▶ PROMPT
From the entries below, pull out each line where "written" appears.

▶ EXTRACTED INFORMATION
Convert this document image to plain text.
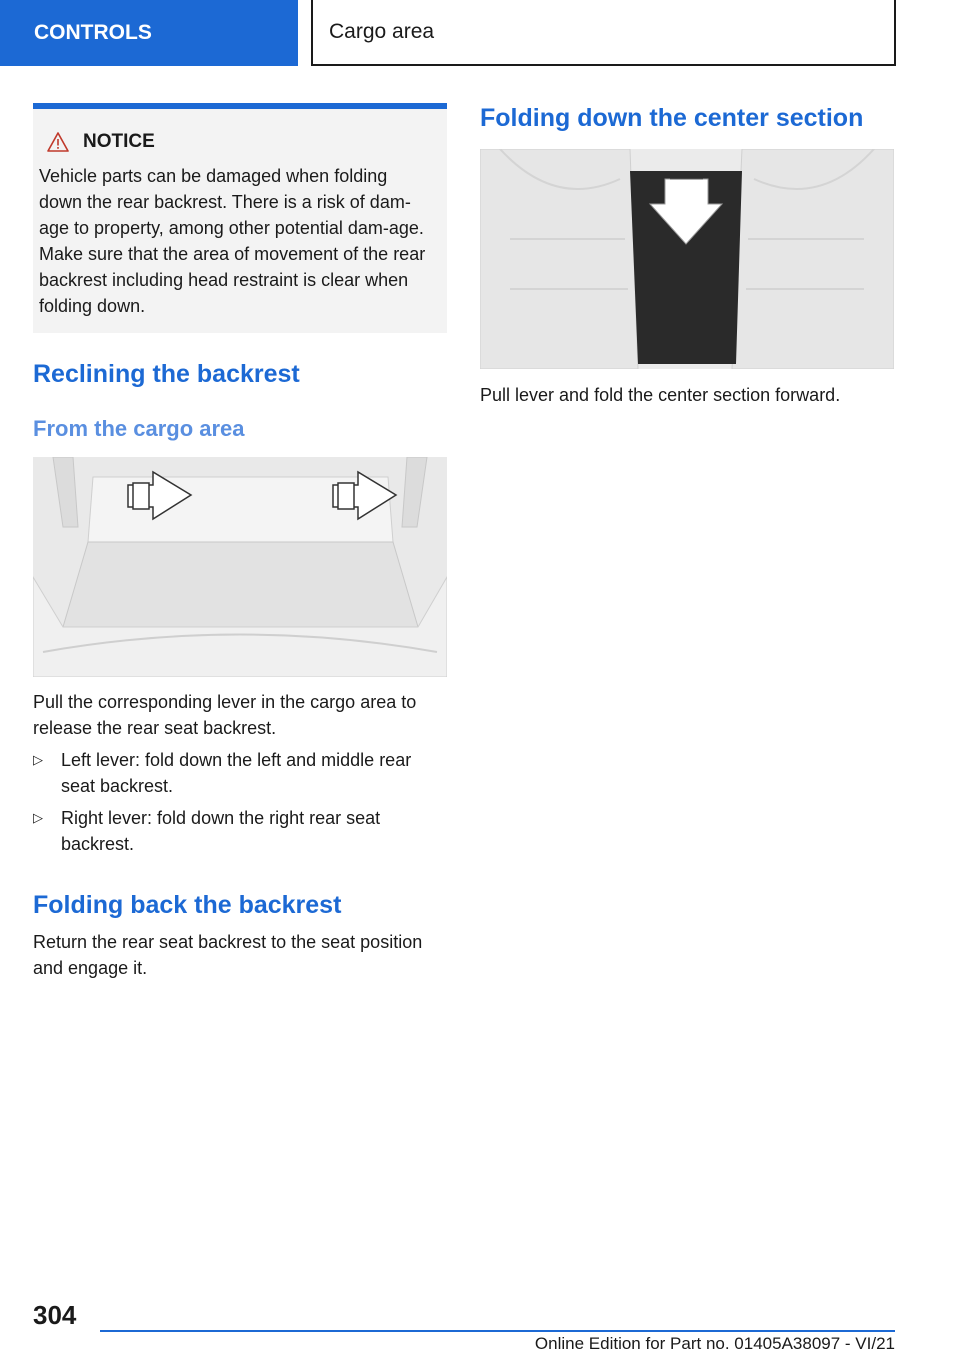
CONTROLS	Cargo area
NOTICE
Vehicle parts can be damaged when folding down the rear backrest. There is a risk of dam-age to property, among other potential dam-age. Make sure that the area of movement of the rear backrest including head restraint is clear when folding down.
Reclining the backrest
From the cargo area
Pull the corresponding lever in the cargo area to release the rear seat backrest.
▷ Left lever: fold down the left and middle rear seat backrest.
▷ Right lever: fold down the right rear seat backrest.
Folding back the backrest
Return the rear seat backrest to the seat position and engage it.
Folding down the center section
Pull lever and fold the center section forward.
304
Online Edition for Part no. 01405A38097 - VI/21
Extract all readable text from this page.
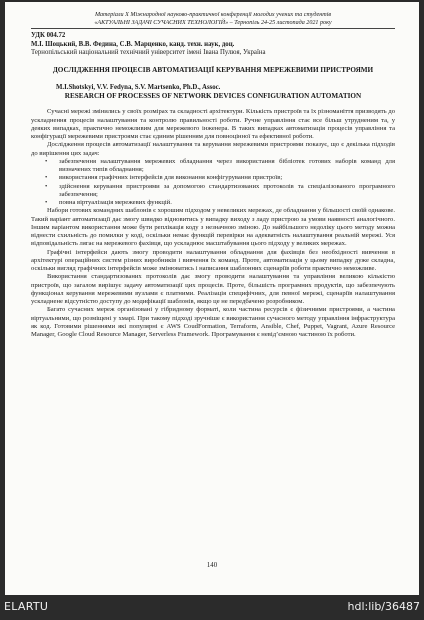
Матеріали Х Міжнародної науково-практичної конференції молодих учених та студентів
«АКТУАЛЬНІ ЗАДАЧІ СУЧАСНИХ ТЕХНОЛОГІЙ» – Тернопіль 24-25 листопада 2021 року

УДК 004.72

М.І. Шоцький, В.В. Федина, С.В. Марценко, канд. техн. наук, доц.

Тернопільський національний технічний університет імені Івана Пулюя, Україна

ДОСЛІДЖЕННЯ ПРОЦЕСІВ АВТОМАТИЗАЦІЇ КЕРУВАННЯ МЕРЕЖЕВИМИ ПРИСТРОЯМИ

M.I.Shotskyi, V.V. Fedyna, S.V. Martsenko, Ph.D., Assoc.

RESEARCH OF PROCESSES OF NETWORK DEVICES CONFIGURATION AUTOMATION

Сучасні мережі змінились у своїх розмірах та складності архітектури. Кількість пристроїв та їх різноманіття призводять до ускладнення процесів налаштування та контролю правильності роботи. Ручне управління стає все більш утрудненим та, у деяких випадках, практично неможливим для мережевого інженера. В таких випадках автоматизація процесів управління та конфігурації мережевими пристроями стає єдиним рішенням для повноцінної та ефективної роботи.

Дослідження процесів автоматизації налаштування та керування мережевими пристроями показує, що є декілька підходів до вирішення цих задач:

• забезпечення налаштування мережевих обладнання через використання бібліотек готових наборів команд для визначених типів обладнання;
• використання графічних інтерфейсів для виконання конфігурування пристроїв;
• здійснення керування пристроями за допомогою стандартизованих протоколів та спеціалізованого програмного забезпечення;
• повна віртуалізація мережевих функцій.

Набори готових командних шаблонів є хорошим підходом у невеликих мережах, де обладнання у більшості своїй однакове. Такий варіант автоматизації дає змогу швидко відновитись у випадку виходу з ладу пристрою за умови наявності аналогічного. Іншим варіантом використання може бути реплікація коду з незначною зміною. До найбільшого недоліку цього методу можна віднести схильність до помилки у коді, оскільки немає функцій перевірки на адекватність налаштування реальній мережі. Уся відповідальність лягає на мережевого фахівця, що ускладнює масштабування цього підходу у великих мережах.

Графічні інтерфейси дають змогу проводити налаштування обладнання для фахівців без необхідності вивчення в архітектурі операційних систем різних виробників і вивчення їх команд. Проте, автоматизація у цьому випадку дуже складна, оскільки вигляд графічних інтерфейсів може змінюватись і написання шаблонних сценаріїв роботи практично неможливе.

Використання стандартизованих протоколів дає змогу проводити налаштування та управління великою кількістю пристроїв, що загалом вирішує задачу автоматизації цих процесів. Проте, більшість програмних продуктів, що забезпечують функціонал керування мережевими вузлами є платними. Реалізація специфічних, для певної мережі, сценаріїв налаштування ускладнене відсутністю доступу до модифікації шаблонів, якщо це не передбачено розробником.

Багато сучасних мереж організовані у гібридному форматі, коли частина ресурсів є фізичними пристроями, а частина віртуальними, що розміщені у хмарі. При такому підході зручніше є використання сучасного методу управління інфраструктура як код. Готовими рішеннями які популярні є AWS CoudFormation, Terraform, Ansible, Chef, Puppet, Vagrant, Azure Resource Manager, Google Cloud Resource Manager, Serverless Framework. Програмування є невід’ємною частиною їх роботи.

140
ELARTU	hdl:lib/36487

==

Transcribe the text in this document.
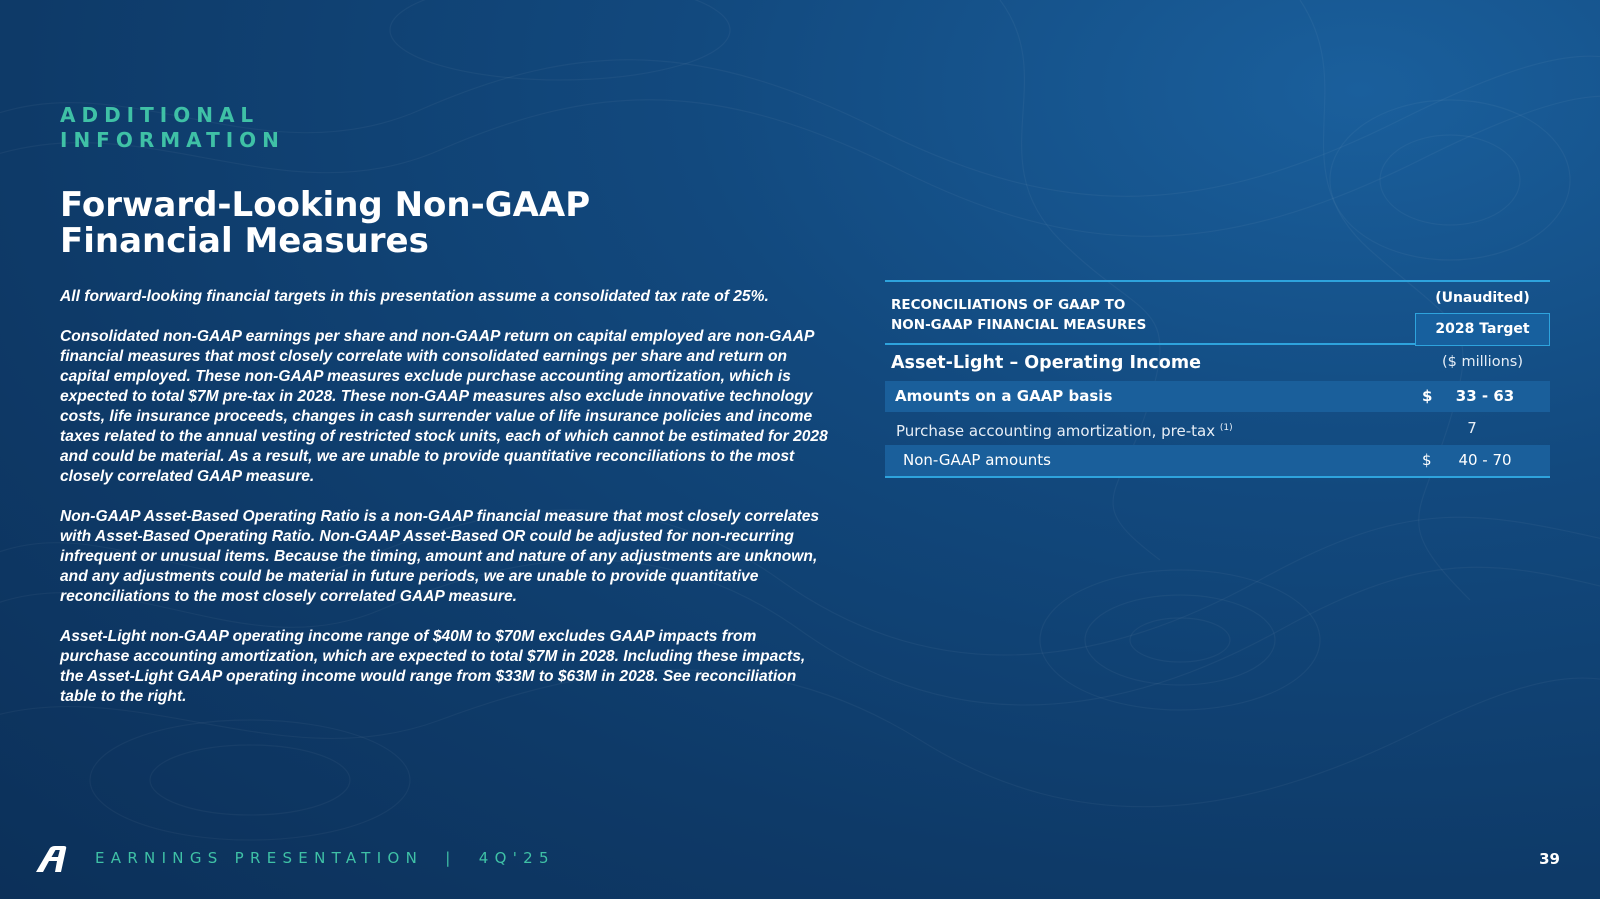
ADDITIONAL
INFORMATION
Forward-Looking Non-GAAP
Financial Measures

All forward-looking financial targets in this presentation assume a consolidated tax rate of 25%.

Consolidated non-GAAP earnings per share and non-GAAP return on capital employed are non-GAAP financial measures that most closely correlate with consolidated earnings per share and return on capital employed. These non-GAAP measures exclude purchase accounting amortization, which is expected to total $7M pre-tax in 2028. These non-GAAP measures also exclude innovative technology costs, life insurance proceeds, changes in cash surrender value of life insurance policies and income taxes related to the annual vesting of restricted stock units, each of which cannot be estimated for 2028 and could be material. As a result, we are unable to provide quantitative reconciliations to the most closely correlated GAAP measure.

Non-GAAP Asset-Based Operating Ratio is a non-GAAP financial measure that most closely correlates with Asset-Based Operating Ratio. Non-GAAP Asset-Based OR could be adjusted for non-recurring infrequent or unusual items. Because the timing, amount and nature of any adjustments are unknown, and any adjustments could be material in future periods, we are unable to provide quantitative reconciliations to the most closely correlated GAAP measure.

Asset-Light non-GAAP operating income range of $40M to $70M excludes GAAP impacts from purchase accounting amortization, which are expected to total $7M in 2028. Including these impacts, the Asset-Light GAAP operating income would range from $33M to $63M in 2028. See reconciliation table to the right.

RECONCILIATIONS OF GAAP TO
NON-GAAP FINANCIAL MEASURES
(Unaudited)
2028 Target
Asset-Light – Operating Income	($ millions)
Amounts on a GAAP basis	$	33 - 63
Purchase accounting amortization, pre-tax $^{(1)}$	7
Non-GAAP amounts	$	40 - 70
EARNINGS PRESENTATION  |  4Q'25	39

* * *

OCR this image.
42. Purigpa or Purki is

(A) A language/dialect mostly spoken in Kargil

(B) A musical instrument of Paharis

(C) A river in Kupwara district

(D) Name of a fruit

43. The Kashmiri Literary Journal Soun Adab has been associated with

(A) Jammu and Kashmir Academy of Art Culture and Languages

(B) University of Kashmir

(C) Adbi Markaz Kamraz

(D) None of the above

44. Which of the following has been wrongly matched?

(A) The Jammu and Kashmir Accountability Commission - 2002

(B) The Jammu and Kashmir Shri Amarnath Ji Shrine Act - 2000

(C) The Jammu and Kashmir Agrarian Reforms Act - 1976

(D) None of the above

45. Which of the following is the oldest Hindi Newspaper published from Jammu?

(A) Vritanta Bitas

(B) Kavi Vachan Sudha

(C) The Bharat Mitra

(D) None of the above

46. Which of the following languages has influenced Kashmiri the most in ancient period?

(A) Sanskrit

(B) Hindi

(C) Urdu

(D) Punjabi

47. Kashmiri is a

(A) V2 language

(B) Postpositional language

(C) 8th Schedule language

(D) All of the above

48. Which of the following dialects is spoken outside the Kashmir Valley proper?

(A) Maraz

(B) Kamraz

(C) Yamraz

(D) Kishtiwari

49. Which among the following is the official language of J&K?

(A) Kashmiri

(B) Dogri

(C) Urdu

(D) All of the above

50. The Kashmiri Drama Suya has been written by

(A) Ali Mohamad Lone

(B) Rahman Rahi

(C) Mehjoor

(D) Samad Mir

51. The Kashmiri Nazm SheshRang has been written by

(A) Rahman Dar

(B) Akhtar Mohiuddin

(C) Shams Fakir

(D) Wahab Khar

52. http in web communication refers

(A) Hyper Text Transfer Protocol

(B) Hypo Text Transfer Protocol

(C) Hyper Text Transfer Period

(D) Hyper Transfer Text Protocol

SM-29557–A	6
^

▶ RESULT
50. The Kashmiri Drama Suya has been written by
51. The Kashmiri Nazm SheshRang has been written by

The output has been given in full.